─── Entries provided ───
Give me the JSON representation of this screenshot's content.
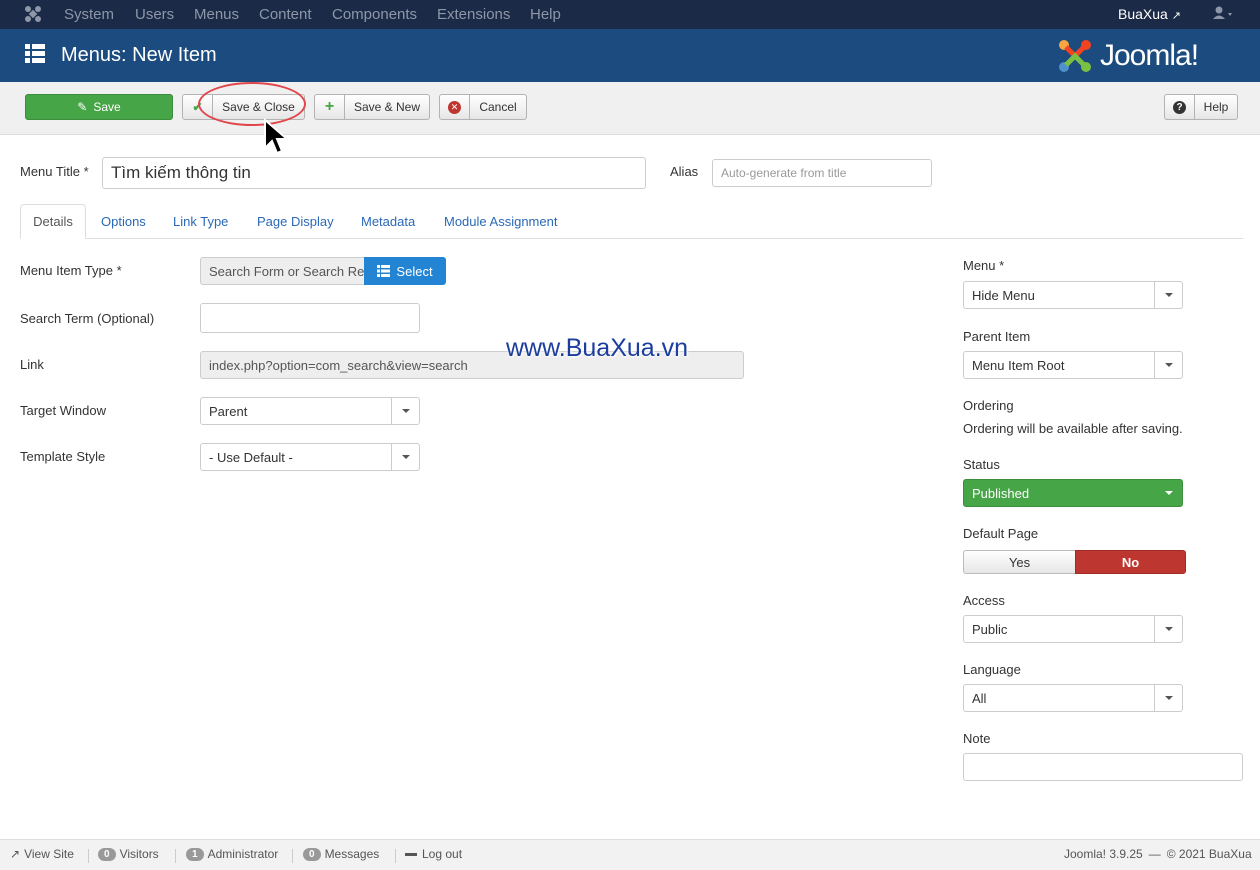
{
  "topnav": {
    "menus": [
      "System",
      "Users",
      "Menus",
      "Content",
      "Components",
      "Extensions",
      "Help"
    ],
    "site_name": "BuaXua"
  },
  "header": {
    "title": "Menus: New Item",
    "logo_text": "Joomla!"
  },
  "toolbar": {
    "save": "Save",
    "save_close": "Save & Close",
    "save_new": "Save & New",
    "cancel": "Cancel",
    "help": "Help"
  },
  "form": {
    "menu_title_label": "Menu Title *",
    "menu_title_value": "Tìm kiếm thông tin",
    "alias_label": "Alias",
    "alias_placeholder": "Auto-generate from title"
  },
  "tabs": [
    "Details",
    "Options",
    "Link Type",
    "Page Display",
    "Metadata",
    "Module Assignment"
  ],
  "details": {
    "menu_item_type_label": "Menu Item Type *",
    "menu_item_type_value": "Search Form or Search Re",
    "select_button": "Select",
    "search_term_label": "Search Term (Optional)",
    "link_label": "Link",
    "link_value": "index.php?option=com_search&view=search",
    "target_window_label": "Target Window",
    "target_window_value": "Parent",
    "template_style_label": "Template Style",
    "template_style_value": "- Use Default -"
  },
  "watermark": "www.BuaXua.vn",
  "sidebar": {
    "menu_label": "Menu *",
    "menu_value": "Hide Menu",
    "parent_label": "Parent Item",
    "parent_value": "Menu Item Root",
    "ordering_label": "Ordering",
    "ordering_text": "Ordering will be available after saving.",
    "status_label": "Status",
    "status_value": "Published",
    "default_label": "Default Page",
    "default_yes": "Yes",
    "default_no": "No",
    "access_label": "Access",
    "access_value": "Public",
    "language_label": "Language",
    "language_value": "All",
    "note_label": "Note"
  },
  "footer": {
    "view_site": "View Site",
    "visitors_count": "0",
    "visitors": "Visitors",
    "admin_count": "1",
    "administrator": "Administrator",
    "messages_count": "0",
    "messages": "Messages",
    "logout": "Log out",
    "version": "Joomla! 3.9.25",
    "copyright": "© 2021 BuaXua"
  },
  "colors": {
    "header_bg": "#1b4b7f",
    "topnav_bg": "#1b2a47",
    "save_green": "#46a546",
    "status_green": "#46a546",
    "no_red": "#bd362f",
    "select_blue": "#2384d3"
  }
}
───
Exercise goal:
Go through the listing above and write it out again exactly, dropping the pictures.

Exercise solution:
Give me the JSON representation of this screenshot's content.
{
  "topnav": {
    "menus": [
      "System",
      "Users",
      "Menus",
      "Content",
      "Components",
      "Extensions",
      "Help"
    ],
    "site_name": "BuaXua"
  },
  "header": {
    "title": "Menus: New Item",
    "logo_text": "Joomla!"
  },
  "toolbar": {
    "save": "Save",
    "save_close": "Save & Close",
    "save_new": "Save & New",
    "cancel": "Cancel",
    "help": "Help"
  },
  "form": {
    "menu_title_label": "Menu Title *",
    "menu_title_value": "Tìm kiếm thông tin",
    "alias_label": "Alias",
    "alias_placeholder": "Auto-generate from title"
  },
  "tabs": [
    "Details",
    "Options",
    "Link Type",
    "Page Display",
    "Metadata",
    "Module Assignment"
  ],
  "details": {
    "menu_item_type_label": "Menu Item Type *",
    "menu_item_type_value": "Search Form or Search Re",
    "select_button": "Select",
    "search_term_label": "Search Term (Optional)",
    "link_label": "Link",
    "link_value": "index.php?option=com_search&view=search",
    "target_window_label": "Target Window",
    "target_window_value": "Parent",
    "template_style_label": "Template Style",
    "template_style_value": "- Use Default -"
  },
  "watermark": "www.BuaXua.vn",
  "sidebar": {
    "menu_label": "Menu *",
    "menu_value": "Hide Menu",
    "parent_label": "Parent Item",
    "parent_value": "Menu Item Root",
    "ordering_label": "Ordering",
    "ordering_text": "Ordering will be available after saving.",
    "status_label": "Status",
    "status_value": "Published",
    "default_label": "Default Page",
    "default_yes": "Yes",
    "default_no": "No",
    "access_label": "Access",
    "access_value": "Public",
    "language_label": "Language",
    "language_value": "All",
    "note_label": "Note"
  },
  "footer": {
    "view_site": "View Site",
    "visitors_count": "0",
    "visitors": "Visitors",
    "admin_count": "1",
    "administrator": "Administrator",
    "messages_count": "0",
    "messages": "Messages",
    "logout": "Log out",
    "version": "Joomla! 3.9.25",
    "copyright": "© 2021 BuaXua"
  },
  "colors": {
    "header_bg": "#1b4b7f",
    "topnav_bg": "#1b2a47",
    "save_green": "#46a546",
    "status_green": "#46a546",
    "no_red": "#bd362f",
    "select_blue": "#2384d3"
  }
}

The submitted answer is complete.